Output the data below in full, byte for byte. Nothing may differ.

%%

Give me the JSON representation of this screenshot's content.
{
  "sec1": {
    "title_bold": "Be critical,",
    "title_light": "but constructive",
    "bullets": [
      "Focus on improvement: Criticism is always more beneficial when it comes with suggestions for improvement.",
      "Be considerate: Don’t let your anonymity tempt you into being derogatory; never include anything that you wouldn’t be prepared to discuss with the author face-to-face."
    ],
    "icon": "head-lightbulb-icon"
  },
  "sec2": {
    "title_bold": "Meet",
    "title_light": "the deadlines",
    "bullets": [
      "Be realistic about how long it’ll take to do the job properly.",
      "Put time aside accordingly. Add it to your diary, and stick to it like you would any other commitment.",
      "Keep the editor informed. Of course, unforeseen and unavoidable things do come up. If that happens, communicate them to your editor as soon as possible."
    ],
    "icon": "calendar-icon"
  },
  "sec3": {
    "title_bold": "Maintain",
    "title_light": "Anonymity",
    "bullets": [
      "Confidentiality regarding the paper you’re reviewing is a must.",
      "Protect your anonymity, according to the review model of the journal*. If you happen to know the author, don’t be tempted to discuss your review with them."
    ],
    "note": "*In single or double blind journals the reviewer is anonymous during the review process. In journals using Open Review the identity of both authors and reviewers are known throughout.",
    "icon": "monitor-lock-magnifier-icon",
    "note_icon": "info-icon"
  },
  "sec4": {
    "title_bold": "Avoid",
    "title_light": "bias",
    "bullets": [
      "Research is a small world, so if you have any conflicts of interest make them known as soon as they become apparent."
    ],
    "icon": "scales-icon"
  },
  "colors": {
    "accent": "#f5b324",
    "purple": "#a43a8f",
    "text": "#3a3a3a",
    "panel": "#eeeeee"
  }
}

%%

WRITTEN RESPONSE:
Give me the JSON representation of this screenshot's content.
{
  "sec1": {
    "title_bold": "Be critical,",
    "title_light": "but constructive",
    "bullets": [
      "Focus on improvement: Criticism is always more beneficial when it comes with suggestions for improvement.",
      "Be considerate: Don’t let your anonymity tempt you into being derogatory; never include anything that you wouldn’t be prepared to discuss with the author face-to-face."
    ],
    "icon": "head-lightbulb-icon"
  },
  "sec2": {
    "title_bold": "Meet",
    "title_light": "the deadlines",
    "bullets": [
      "Be realistic about how long it’ll take to do the job properly.",
      "Put time aside accordingly. Add it to your diary, and stick to it like you would any other commitment.",
      "Keep the editor informed. Of course, unforeseen and unavoidable things do come up. If that happens, communicate them to your editor as soon as possible."
    ],
    "icon": "calendar-icon"
  },
  "sec3": {
    "title_bold": "Maintain",
    "title_light": "Anonymity",
    "bullets": [
      "Confidentiality regarding the paper you’re reviewing is a must.",
      "Protect your anonymity, according to the review model of the journal*. If you happen to know the author, don’t be tempted to discuss your review with them."
    ],
    "note": "*In single or double blind journals the reviewer is anonymous during the review process. In journals using Open Review the identity of both authors and reviewers are known throughout.",
    "icon": "monitor-lock-magnifier-icon",
    "note_icon": "info-icon"
  },
  "sec4": {
    "title_bold": "Avoid",
    "title_light": "bias",
    "bullets": [
      "Research is a small world, so if you have any conflicts of interest make them known as soon as they become apparent."
    ],
    "icon": "scales-icon"
  },
  "colors": {
    "accent": "#f5b324",
    "purple": "#a43a8f",
    "text": "#3a3a3a",
    "panel": "#eeeeee"
  }
}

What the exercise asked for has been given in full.